§ Directions: Return the records in full, exactly as given.
******
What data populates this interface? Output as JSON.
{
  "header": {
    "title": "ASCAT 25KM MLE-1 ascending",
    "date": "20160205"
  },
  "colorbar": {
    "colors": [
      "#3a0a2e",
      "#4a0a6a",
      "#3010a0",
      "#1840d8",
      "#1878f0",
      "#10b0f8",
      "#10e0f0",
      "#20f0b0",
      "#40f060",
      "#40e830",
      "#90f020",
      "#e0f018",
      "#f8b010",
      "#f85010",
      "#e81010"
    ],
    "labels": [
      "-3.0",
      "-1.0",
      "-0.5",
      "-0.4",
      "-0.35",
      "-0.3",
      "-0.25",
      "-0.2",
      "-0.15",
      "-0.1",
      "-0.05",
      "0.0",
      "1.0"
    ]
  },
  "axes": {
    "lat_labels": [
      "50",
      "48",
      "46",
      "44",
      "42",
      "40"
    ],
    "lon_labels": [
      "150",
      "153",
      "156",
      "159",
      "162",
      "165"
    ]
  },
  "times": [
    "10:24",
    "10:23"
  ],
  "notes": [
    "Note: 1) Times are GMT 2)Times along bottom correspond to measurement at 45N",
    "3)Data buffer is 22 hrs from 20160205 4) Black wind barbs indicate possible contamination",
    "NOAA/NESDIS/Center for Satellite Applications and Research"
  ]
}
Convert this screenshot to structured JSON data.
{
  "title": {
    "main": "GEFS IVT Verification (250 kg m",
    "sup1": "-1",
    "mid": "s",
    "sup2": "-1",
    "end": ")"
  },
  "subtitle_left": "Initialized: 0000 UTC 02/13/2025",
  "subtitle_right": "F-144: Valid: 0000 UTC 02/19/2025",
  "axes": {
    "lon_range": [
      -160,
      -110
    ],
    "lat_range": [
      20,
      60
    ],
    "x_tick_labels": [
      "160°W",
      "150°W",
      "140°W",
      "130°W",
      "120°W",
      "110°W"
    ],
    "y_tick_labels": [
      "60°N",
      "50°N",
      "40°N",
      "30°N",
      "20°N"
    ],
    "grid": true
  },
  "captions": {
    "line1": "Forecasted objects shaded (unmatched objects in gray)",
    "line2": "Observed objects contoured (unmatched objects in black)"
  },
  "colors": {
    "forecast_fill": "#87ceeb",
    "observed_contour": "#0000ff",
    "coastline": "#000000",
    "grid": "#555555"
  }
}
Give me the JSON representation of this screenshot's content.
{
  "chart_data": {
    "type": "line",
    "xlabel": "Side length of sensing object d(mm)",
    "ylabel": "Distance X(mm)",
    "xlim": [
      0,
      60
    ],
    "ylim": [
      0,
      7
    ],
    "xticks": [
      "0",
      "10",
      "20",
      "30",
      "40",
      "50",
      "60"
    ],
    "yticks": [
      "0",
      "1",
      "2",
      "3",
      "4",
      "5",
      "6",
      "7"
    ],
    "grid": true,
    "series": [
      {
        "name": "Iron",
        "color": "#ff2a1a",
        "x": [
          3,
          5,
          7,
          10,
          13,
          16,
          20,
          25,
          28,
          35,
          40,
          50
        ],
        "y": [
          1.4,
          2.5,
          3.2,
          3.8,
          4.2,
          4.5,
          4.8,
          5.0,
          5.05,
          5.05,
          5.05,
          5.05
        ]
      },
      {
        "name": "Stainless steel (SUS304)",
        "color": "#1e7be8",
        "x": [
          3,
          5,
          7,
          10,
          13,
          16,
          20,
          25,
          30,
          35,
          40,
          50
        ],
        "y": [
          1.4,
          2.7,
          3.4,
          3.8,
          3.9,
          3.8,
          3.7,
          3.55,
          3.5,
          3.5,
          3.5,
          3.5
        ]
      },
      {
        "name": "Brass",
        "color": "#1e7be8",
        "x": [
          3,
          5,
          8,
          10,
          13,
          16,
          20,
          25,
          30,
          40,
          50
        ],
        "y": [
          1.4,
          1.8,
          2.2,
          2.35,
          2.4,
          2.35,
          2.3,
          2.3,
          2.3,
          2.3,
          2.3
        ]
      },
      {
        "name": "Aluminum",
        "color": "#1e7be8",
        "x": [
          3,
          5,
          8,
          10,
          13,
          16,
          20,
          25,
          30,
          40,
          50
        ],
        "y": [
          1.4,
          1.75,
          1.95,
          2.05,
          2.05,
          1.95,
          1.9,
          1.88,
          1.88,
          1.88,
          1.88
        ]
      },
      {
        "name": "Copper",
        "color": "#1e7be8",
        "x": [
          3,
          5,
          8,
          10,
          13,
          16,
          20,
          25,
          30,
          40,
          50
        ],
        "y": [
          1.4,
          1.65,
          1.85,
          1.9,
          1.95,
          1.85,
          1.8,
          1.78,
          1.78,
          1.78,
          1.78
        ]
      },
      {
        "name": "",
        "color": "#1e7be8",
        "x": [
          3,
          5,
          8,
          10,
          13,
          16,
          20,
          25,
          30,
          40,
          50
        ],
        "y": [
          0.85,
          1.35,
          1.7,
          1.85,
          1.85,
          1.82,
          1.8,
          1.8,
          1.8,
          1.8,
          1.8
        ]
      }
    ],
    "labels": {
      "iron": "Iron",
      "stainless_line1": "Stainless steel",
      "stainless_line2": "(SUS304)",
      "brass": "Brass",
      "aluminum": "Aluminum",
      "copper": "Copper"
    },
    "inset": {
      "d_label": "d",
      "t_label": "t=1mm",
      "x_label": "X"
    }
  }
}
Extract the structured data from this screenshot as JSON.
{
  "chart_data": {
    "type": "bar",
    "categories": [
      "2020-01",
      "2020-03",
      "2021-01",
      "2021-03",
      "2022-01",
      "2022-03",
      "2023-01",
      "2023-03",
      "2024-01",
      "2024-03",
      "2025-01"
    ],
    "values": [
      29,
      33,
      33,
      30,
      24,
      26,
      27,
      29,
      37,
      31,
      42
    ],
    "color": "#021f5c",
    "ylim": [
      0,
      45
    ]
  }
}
******
§ Task output:
What data populates this interface? Output as JSON.
{
  "header": {
    "title": "ASCAT 25KM MLE-1 ascending",
    "date": "20160205"
  },
  "colorbar": {
    "colors": [
      "#3a0a2e",
      "#4a0a6a",
      "#3010a0",
      "#1840d8",
      "#1878f0",
      "#10b0f8",
      "#10e0f0",
      "#20f0b0",
      "#40f060",
      "#40e830",
      "#90f020",
      "#e0f018",
      "#f8b010",
      "#f85010",
      "#e81010"
    ],
    "labels": [
      "-3.0",
      "-1.0",
      "-0.5",
      "-0.4",
      "-0.35",
      "-0.3",
      "-0.25",
      "-0.2",
      "-0.15",
      "-0.1",
      "-0.05",
      "0.0",
      "1.0"
    ]
  },
  "axes": {
    "lat_labels": [
      "50",
      "48",
      "46",
      "44",
      "42",
      "40"
    ],
    "lon_labels": [
      "150",
      "153",
      "156",
      "159",
      "162",
      "165"
    ]
  },
  "times": [
    "10:24",
    "10:23"
  ],
  "notes": [
    "Note: 1) Times are GMT 2)Times along bottom correspond to measurement at 45N",
    "3)Data buffer is 22 hrs from 20160205 4) Black wind barbs indicate possible contamination",
    "NOAA/NESDIS/Center for Satellite Applications and Research"
  ]
}
Convert this screenshot to structured JSON data.
{
  "title": {
    "main": "GEFS IVT Verification (250 kg m",
    "sup1": "-1",
    "mid": "s",
    "sup2": "-1",
    "end": ")"
  },
  "subtitle_left": "Initialized: 0000 UTC 02/13/2025",
  "subtitle_right": "F-144: Valid: 0000 UTC 02/19/2025",
  "axes": {
    "lon_range": [
      -160,
      -110
    ],
    "lat_range": [
      20,
      60
    ],
    "x_tick_labels": [
      "160°W",
      "150°W",
      "140°W",
      "130°W",
      "120°W",
      "110°W"
    ],
    "y_tick_labels": [
      "60°N",
      "50°N",
      "40°N",
      "30°N",
      "20°N"
    ],
    "grid": true
  },
  "captions": {
    "line1": "Forecasted objects shaded (unmatched objects in gray)",
    "line2": "Observed objects contoured (unmatched objects in black)"
  },
  "colors": {
    "forecast_fill": "#87ceeb",
    "observed_contour": "#0000ff",
    "coastline": "#000000",
    "grid": "#555555"
  }
}
Give me the JSON representation of this screenshot's content.
{
  "chart_data": {
    "type": "line",
    "xlabel": "Side length of sensing object d(mm)",
    "ylabel": "Distance X(mm)",
    "xlim": [
      0,
      60
    ],
    "ylim": [
      0,
      7
    ],
    "xticks": [
      "0",
      "10",
      "20",
      "30",
      "40",
      "50",
      "60"
    ],
    "yticks": [
      "0",
      "1",
      "2",
      "3",
      "4",
      "5",
      "6",
      "7"
    ],
    "grid": true,
    "series": [
      {
        "name": "Iron",
        "color": "#ff2a1a",
        "x": [
          3,
          5,
          7,
          10,
          13,
          16,
          20,
          25,
          28,
          35,
          40,
          50
        ],
        "y": [
          1.4,
          2.5,
          3.2,
          3.8,
          4.2,
          4.5,
          4.8,
          5.0,
          5.05,
          5.05,
          5.05,
          5.05
        ]
      },
      {
        "name": "Stainless steel (SUS304)",
        "color": "#1e7be8",
        "x": [
          3,
          5,
          7,
          10,
          13,
          16,
          20,
          25,
          30,
          35,
          40,
          50
        ],
        "y": [
          1.4,
          2.7,
          3.4,
          3.8,
          3.9,
          3.8,
          3.7,
          3.55,
          3.5,
          3.5,
          3.5,
          3.5
        ]
      },
      {
        "name": "Brass",
        "color": "#1e7be8",
        "x": [
          3,
          5,
          8,
          10,
          13,
          16,
          20,
          25,
          30,
          40,
          50
        ],
        "y": [
          1.4,
          1.8,
          2.2,
          2.35,
          2.4,
          2.35,
          2.3,
          2.3,
          2.3,
          2.3,
          2.3
        ]
      },
      {
        "name": "Aluminum",
        "color": "#1e7be8",
        "x": [
          3,
          5,
          8,
          10,
          13,
          16,
          20,
          25,
          30,
          40,
          50
        ],
        "y": [
          1.4,
          1.75,
          1.95,
          2.05,
          2.05,
          1.95,
          1.9,
          1.88,
          1.88,
          1.88,
          1.88
        ]
      },
      {
        "name": "Copper",
        "color": "#1e7be8",
        "x": [
          3,
          5,
          8,
          10,
          13,
          16,
          20,
          25,
          30,
          40,
          50
        ],
        "y": [
          1.4,
          1.65,
          1.85,
          1.9,
          1.95,
          1.85,
          1.8,
          1.78,
          1.78,
          1.78,
          1.78
        ]
      },
      {
        "name": "",
        "color": "#1e7be8",
        "x": [
          3,
          5,
          8,
          10,
          13,
          16,
          20,
          25,
          30,
          40,
          50
        ],
        "y": [
          0.85,
          1.35,
          1.7,
          1.85,
          1.85,
          1.82,
          1.8,
          1.8,
          1.8,
          1.8,
          1.8
        ]
      }
    ],
    "labels": {
      "iron": "Iron",
      "stainless_line1": "Stainless steel",
      "stainless_line2": "(SUS304)",
      "brass": "Brass",
      "aluminum": "Aluminum",
      "copper": "Copper"
    },
    "inset": {
      "d_label": "d",
      "t_label": "t=1mm",
      "x_label": "X"
    }
  }
}
Extract the structured data from this screenshot as JSON.
{
  "chart_data": {
    "type": "bar",
    "categories": [
      "2020-01",
      "2020-03",
      "2021-01",
      "2021-03",
      "2022-01",
      "2022-03",
      "2023-01",
      "2023-03",
      "2024-01",
      "2024-03",
      "2025-01"
    ],
    "values": [
      29,
      33,
      33,
      30,
      24,
      26,
      27,
      29,
      37,
      31,
      42
    ],
    "color": "#021f5c",
    "ylim": [
      0,
      45
    ]
  }
}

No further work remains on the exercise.